======== Record list
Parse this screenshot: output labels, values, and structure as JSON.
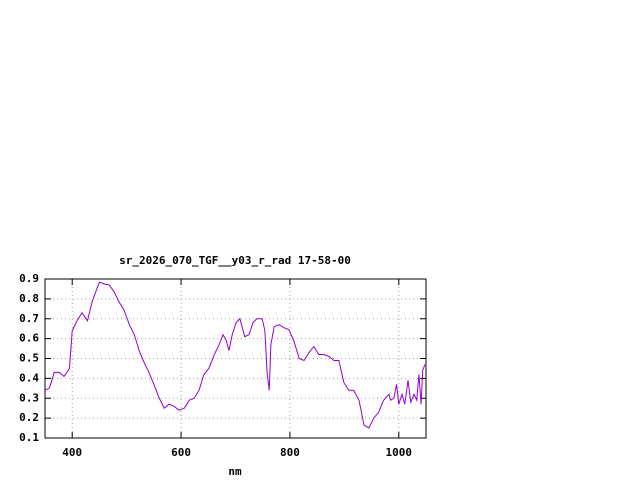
{
  "chart_data": {
    "type": "line",
    "title": "sr_2026_070_TGF__y03_r_rad 17-58-00",
    "x_label": "nm",
    "x": [
      350,
      358,
      367,
      376,
      385,
      395,
      400,
      409,
      418,
      428,
      437,
      450,
      459,
      468,
      477,
      486,
      495,
      505,
      514,
      523,
      532,
      541,
      550,
      560,
      569,
      578,
      587,
      596,
      606,
      615,
      624,
      633,
      642,
      651,
      661,
      670,
      677,
      683,
      688,
      694,
      701,
      708,
      717,
      725,
      732,
      739,
      749,
      754,
      758,
      762,
      765,
      771,
      780,
      789,
      798,
      807,
      817,
      826,
      835,
      844,
      853,
      862,
      872,
      881,
      890,
      899,
      908,
      917,
      927,
      936,
      945,
      954,
      963,
      972,
      982,
      985,
      991,
      996,
      1000,
      1006,
      1011,
      1017,
      1022,
      1028,
      1033,
      1037,
      1041,
      1044,
      1048
    ],
    "series": [
      {
        "color": "#9400d3",
        "values": [
          0.34,
          0.35,
          0.43,
          0.43,
          0.41,
          0.45,
          0.64,
          0.69,
          0.73,
          0.69,
          0.79,
          0.885,
          0.875,
          0.87,
          0.835,
          0.785,
          0.745,
          0.67,
          0.62,
          0.54,
          0.48,
          0.43,
          0.37,
          0.3,
          0.25,
          0.27,
          0.26,
          0.24,
          0.25,
          0.29,
          0.3,
          0.34,
          0.42,
          0.45,
          0.52,
          0.57,
          0.62,
          0.59,
          0.54,
          0.62,
          0.68,
          0.7,
          0.61,
          0.62,
          0.68,
          0.7,
          0.7,
          0.64,
          0.43,
          0.34,
          0.57,
          0.66,
          0.67,
          0.655,
          0.645,
          0.59,
          0.5,
          0.49,
          0.53,
          0.56,
          0.52,
          0.52,
          0.51,
          0.49,
          0.49,
          0.38,
          0.34,
          0.34,
          0.29,
          0.165,
          0.15,
          0.2,
          0.23,
          0.29,
          0.32,
          0.29,
          0.3,
          0.37,
          0.27,
          0.32,
          0.27,
          0.39,
          0.28,
          0.32,
          0.29,
          0.42,
          0.27,
          0.44,
          0.47
        ]
      }
    ],
    "xlim": [
      350,
      1050
    ],
    "xticks": [
      400,
      600,
      800,
      1000
    ],
    "ylim": [
      0.1,
      0.9
    ],
    "yticks": [
      0.1,
      0.2,
      0.3,
      0.4,
      0.5,
      0.6,
      0.7,
      0.8,
      0.9
    ],
    "grid": true
  }
}
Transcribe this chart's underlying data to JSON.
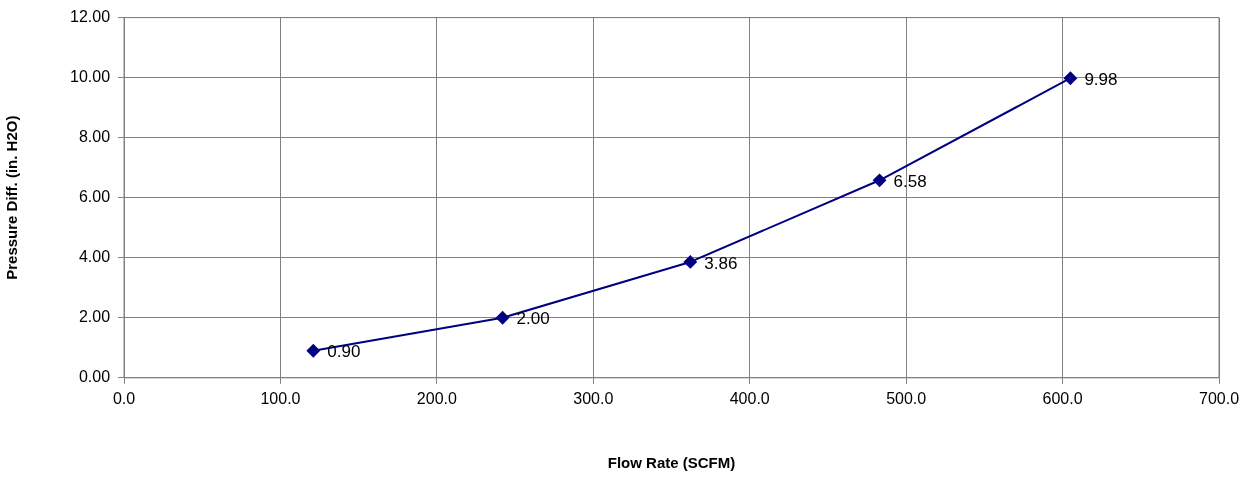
{
  "chart_data": {
    "type": "line",
    "xlabel": "Flow Rate (SCFM)",
    "ylabel": "Pressure Diff. (in. H2O)",
    "x": [
      121,
      242,
      362,
      483,
      605
    ],
    "series": [
      {
        "color": "#000080",
        "values": [
          0.9,
          2,
          3.86,
          6.58,
          9.98
        ],
        "value_labels": [
          "0.90",
          "2.00",
          "3.86",
          "6.58",
          "9.98"
        ]
      }
    ],
    "xlim": [
      0,
      700
    ],
    "xticks": [
      {
        "value": 0,
        "label": "0.0"
      },
      {
        "value": 100,
        "label": "100.0"
      },
      {
        "value": 200,
        "label": "200.0"
      },
      {
        "value": 300,
        "label": "300.0"
      },
      {
        "value": 400,
        "label": "400.0"
      },
      {
        "value": 500,
        "label": "500.0"
      },
      {
        "value": 600,
        "label": "600.0"
      },
      {
        "value": 700,
        "label": "700.0"
      }
    ],
    "ylim": [
      0,
      12
    ],
    "yticks": [
      {
        "value": 0,
        "label": "0.00"
      },
      {
        "value": 2,
        "label": "2.00"
      },
      {
        "value": 4,
        "label": "4.00"
      },
      {
        "value": 6,
        "label": "6.00"
      },
      {
        "value": 8,
        "label": "8.00"
      },
      {
        "value": 10,
        "label": "10.00"
      },
      {
        "value": 12,
        "label": "12.00"
      }
    ],
    "grid": true,
    "legend": false,
    "marker": "diamond",
    "line_style": "solid"
  }
}
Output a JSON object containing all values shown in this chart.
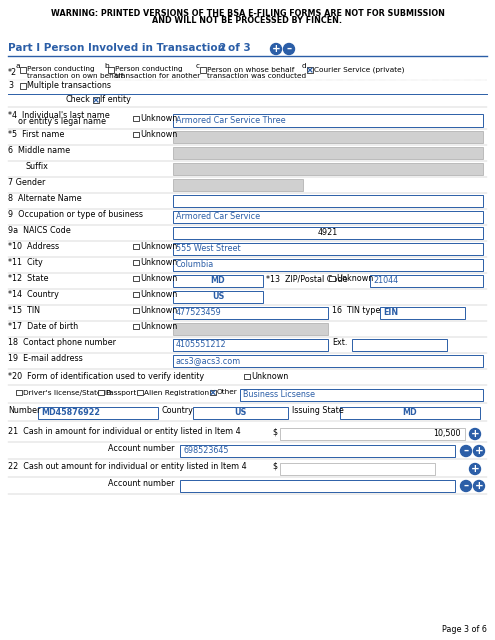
{
  "warning_line1": "WARNING: PRINTED VERSIONS OF THE BSA E-FILING FORMS ARE NOT FOR SUBMISSION",
  "warning_line2": "AND WILL NOT BE PROCESSED BY FINCEN.",
  "part_header": "Part I Person Involved in Transaction  2   of 3",
  "blue": "#2B5EA7",
  "gray_bg": "#D0D0D0",
  "white": "#FFFFFF",
  "black": "#000000",
  "blue_text": "#2B5EA7",
  "light_gray_border": "#AAAAAA",
  "page_footer": "Page 3 of 6",
  "item4_value": "Armored Car Service Three",
  "item9_value": "Armored Car Service",
  "item9a_value": "4921",
  "item10_value": "555 West Street",
  "item11_value": "Columbia",
  "item12_value": "MD",
  "item13_value": "21044",
  "item14_value": "US",
  "item15_value": "477523459",
  "item16_value": "EIN",
  "item18_value": "4105551212",
  "item19_value": "acs3@acs3.com",
  "biz_license_value": "Business Licsense",
  "number_value": "MD45876922",
  "country_value": "US",
  "issuing_state_value": "MD",
  "item21_value": "10,500",
  "item21_acct_value": "698523645"
}
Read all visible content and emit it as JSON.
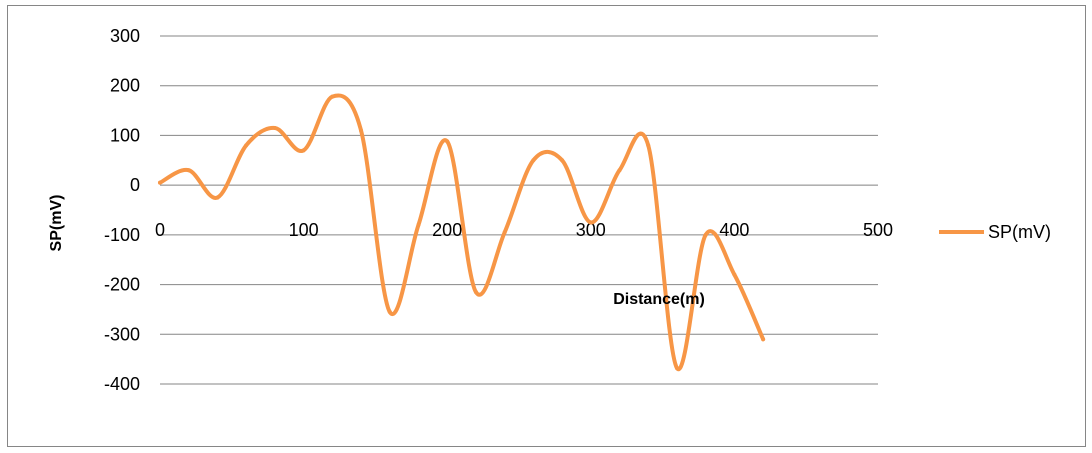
{
  "chart_data": {
    "type": "line",
    "title": "",
    "xlabel": "Distance(m)",
    "ylabel": "SP(mV)",
    "xlim": [
      0,
      500
    ],
    "ylim": [
      -400,
      300
    ],
    "x_ticks": [
      0,
      100,
      200,
      300,
      400,
      500
    ],
    "y_ticks": [
      300,
      200,
      100,
      0,
      -100,
      -200,
      -300,
      -400
    ],
    "grid": "horizontal",
    "legend": "right",
    "series": [
      {
        "name": "SP(mV)",
        "color": "#F79646",
        "x": [
          0,
          20,
          40,
          60,
          80,
          100,
          120,
          140,
          160,
          180,
          200,
          220,
          240,
          260,
          280,
          300,
          320,
          340,
          360,
          380,
          400,
          420
        ],
        "y": [
          5,
          30,
          -25,
          80,
          115,
          70,
          178,
          110,
          -255,
          -80,
          88,
          -215,
          -95,
          50,
          50,
          -75,
          30,
          80,
          -368,
          -100,
          -180,
          -310
        ]
      }
    ]
  }
}
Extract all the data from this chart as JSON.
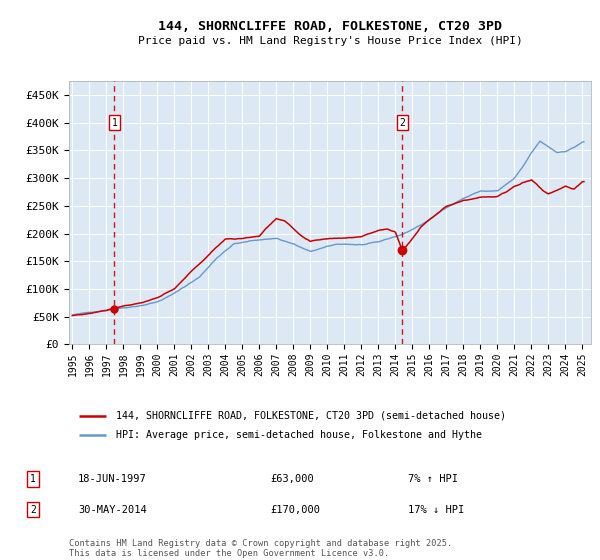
{
  "title": "144, SHORNCLIFFE ROAD, FOLKESTONE, CT20 3PD",
  "subtitle": "Price paid vs. HM Land Registry's House Price Index (HPI)",
  "red_label": "144, SHORNCLIFFE ROAD, FOLKESTONE, CT20 3PD (semi-detached house)",
  "blue_label": "HPI: Average price, semi-detached house, Folkestone and Hythe",
  "annotation1": {
    "num": "1",
    "date": "18-JUN-1997",
    "price": "£63,000",
    "change": "7% ↑ HPI"
  },
  "annotation2": {
    "num": "2",
    "date": "30-MAY-2014",
    "price": "£170,000",
    "change": "17% ↓ HPI"
  },
  "footer": "Contains HM Land Registry data © Crown copyright and database right 2025.\nThis data is licensed under the Open Government Licence v3.0.",
  "ylim": [
    0,
    475000
  ],
  "yticks": [
    0,
    50000,
    100000,
    150000,
    200000,
    250000,
    300000,
    350000,
    400000,
    450000
  ],
  "ytick_labels": [
    "£0",
    "£50K",
    "£100K",
    "£150K",
    "£200K",
    "£250K",
    "£300K",
    "£350K",
    "£400K",
    "£450K"
  ],
  "xtick_years": [
    1995,
    1996,
    1997,
    1998,
    1999,
    2000,
    2001,
    2002,
    2003,
    2004,
    2005,
    2006,
    2007,
    2008,
    2009,
    2010,
    2011,
    2012,
    2013,
    2014,
    2015,
    2016,
    2017,
    2018,
    2019,
    2020,
    2021,
    2022,
    2023,
    2024,
    2025
  ],
  "red_color": "#cc0000",
  "blue_color": "#6699cc",
  "bg_color": "#dce9f5",
  "grid_color": "#ffffff",
  "dashed_color": "#cc0000",
  "marker1_x": 1997.47,
  "marker1_y": 63000,
  "marker2_x": 2014.41,
  "marker2_y": 170000,
  "vline1_x": 1997.47,
  "vline2_x": 2014.41,
  "xlim_left": 1994.8,
  "xlim_right": 2025.5
}
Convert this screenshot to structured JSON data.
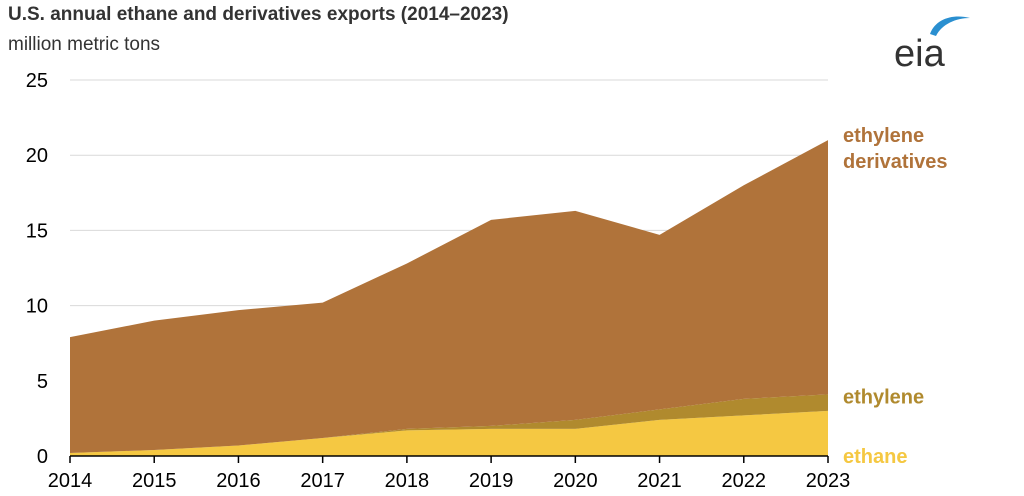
{
  "header": {
    "title": "U.S. annual ethane and derivatives exports (2014–2023)",
    "subtitle": "million metric tons",
    "logo_text": "eia"
  },
  "colors": {
    "ethane": "#f5c842",
    "ethylene": "#b08a2e",
    "ethylene_derivatives": "#b0733a",
    "grid": "#d9d9d9",
    "logo_swoosh": "#2a8fd0"
  },
  "chart_data": {
    "type": "area",
    "stacked": true,
    "title": "U.S. annual ethane and derivatives exports (2014–2023)",
    "ylabel": "million metric tons",
    "x": [
      2014,
      2015,
      2016,
      2017,
      2018,
      2019,
      2020,
      2021,
      2022,
      2023
    ],
    "ylim": [
      0,
      25
    ],
    "yticks": [
      0,
      5,
      10,
      15,
      20,
      25
    ],
    "grid": true,
    "series": [
      {
        "name": "ethane",
        "label_lines": [
          "ethane"
        ],
        "color": "#f5c842",
        "values": [
          0.2,
          0.4,
          0.7,
          1.2,
          1.7,
          1.8,
          1.8,
          2.4,
          2.7,
          3.0
        ]
      },
      {
        "name": "ethylene",
        "label_lines": [
          "ethylene"
        ],
        "color": "#b08a2e",
        "values": [
          0.0,
          0.0,
          0.0,
          0.0,
          0.1,
          0.2,
          0.6,
          0.7,
          1.1,
          1.1
        ]
      },
      {
        "name": "ethylene derivatives",
        "label_lines": [
          "ethylene",
          "derivatives"
        ],
        "color": "#b0733a",
        "values": [
          7.7,
          8.6,
          9.0,
          9.0,
          11.0,
          13.7,
          13.9,
          11.6,
          14.2,
          16.9
        ]
      }
    ]
  }
}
================
● **Stated task**: Pick out all the lines with the word "million" in them and copy them.

● **Problem solution**:
    "subtitle": "million metric tons",
    "ylabel": "million metric tons",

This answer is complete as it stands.